[Your goal]
Extract the complete data exactly as given.

[Records provided]
################
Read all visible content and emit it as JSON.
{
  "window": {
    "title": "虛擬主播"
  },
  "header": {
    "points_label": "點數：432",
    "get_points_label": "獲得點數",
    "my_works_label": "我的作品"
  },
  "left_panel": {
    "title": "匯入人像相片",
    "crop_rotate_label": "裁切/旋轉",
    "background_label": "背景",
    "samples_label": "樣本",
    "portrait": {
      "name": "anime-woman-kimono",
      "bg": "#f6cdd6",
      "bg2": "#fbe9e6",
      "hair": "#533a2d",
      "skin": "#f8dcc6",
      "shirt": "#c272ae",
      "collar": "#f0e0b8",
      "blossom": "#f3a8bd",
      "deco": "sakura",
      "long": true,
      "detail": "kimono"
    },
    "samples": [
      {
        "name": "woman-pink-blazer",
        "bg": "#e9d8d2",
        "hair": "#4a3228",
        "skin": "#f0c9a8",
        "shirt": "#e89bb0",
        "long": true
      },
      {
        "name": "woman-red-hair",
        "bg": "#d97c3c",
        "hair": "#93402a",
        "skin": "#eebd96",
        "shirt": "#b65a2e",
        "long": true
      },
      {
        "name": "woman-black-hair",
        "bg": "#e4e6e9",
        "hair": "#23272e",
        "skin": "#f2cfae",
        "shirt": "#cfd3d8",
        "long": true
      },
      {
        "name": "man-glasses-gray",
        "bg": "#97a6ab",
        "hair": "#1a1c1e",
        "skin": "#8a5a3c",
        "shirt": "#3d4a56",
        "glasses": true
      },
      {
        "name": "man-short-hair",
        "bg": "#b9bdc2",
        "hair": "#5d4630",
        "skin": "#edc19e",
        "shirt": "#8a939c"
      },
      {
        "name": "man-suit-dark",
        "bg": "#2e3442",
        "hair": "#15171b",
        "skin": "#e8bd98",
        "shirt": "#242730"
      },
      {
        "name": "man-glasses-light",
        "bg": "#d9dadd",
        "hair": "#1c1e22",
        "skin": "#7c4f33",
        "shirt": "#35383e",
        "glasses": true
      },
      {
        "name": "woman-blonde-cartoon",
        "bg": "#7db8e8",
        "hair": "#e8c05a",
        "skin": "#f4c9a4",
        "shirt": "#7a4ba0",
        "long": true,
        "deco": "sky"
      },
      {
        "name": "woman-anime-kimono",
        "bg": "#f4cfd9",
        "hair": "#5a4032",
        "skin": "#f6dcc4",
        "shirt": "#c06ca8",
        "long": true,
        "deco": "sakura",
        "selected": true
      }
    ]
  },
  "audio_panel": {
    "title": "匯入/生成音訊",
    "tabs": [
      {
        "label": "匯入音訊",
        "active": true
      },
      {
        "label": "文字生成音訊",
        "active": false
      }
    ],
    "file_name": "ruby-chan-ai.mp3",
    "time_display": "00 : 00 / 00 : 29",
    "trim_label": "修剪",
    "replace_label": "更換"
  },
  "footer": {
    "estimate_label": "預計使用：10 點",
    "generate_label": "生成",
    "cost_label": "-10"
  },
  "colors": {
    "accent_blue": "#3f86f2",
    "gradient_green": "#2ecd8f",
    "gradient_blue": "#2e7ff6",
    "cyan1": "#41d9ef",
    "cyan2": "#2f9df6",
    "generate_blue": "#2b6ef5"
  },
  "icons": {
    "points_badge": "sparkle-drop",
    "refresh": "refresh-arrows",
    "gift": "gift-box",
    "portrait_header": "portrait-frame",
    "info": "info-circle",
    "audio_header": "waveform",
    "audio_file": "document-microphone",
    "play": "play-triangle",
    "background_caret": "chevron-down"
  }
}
################
[Task result]
Read all visible content and emit it as JSON.
{
  "window": {
    "title": "虛擬主播"
  },
  "header": {
    "points_label": "點數：432",
    "get_points_label": "獲得點數",
    "my_works_label": "我的作品"
  },
  "left_panel": {
    "title": "匯入人像相片",
    "crop_rotate_label": "裁切/旋轉",
    "background_label": "背景",
    "samples_label": "樣本",
    "portrait": {
      "name": "anime-woman-kimono",
      "bg": "#f6cdd6",
      "bg2": "#fbe9e6",
      "hair": "#533a2d",
      "skin": "#f8dcc6",
      "shirt": "#c272ae",
      "collar": "#f0e0b8",
      "blossom": "#f3a8bd",
      "deco": "sakura",
      "long": true,
      "detail": "kimono"
    },
    "samples": [
      {
        "name": "woman-pink-blazer",
        "bg": "#e9d8d2",
        "hair": "#4a3228",
        "skin": "#f0c9a8",
        "shirt": "#e89bb0",
        "long": true
      },
      {
        "name": "woman-red-hair",
        "bg": "#d97c3c",
        "hair": "#93402a",
        "skin": "#eebd96",
        "shirt": "#b65a2e",
        "long": true
      },
      {
        "name": "woman-black-hair",
        "bg": "#e4e6e9",
        "hair": "#23272e",
        "skin": "#f2cfae",
        "shirt": "#cfd3d8",
        "long": true
      },
      {
        "name": "man-glasses-gray",
        "bg": "#97a6ab",
        "hair": "#1a1c1e",
        "skin": "#8a5a3c",
        "shirt": "#3d4a56",
        "glasses": true
      },
      {
        "name": "man-short-hair",
        "bg": "#b9bdc2",
        "hair": "#5d4630",
        "skin": "#edc19e",
        "shirt": "#8a939c"
      },
      {
        "name": "man-suit-dark",
        "bg": "#2e3442",
        "hair": "#15171b",
        "skin": "#e8bd98",
        "shirt": "#242730"
      },
      {
        "name": "man-glasses-light",
        "bg": "#d9dadd",
        "hair": "#1c1e22",
        "skin": "#7c4f33",
        "shirt": "#35383e",
        "glasses": true
      },
      {
        "name": "woman-blonde-cartoon",
        "bg": "#7db8e8",
        "hair": "#e8c05a",
        "skin": "#f4c9a4",
        "shirt": "#7a4ba0",
        "long": true,
        "deco": "sky"
      },
      {
        "name": "woman-anime-kimono",
        "bg": "#f4cfd9",
        "hair": "#5a4032",
        "skin": "#f6dcc4",
        "shirt": "#c06ca8",
        "long": true,
        "deco": "sakura",
        "selected": true
      }
    ]
  },
  "audio_panel": {
    "title": "匯入/生成音訊",
    "tabs": [
      {
        "label": "匯入音訊",
        "active": true
      },
      {
        "label": "文字生成音訊",
        "active": false
      }
    ],
    "file_name": "ruby-chan-ai.mp3",
    "time_display": "00 : 00 / 00 : 29",
    "trim_label": "修剪",
    "replace_label": "更換"
  },
  "footer": {
    "estimate_label": "預計使用：10 點",
    "generate_label": "生成",
    "cost_label": "-10"
  },
  "colors": {
    "accent_blue": "#3f86f2",
    "gradient_green": "#2ecd8f",
    "gradient_blue": "#2e7ff6",
    "cyan1": "#41d9ef",
    "cyan2": "#2f9df6",
    "generate_blue": "#2b6ef5"
  },
  "icons": {
    "points_badge": "sparkle-drop",
    "refresh": "refresh-arrows",
    "gift": "gift-box",
    "portrait_header": "portrait-frame",
    "info": "info-circle",
    "audio_header": "waveform",
    "audio_file": "document-microphone",
    "play": "play-triangle",
    "background_caret": "chevron-down"
  }
}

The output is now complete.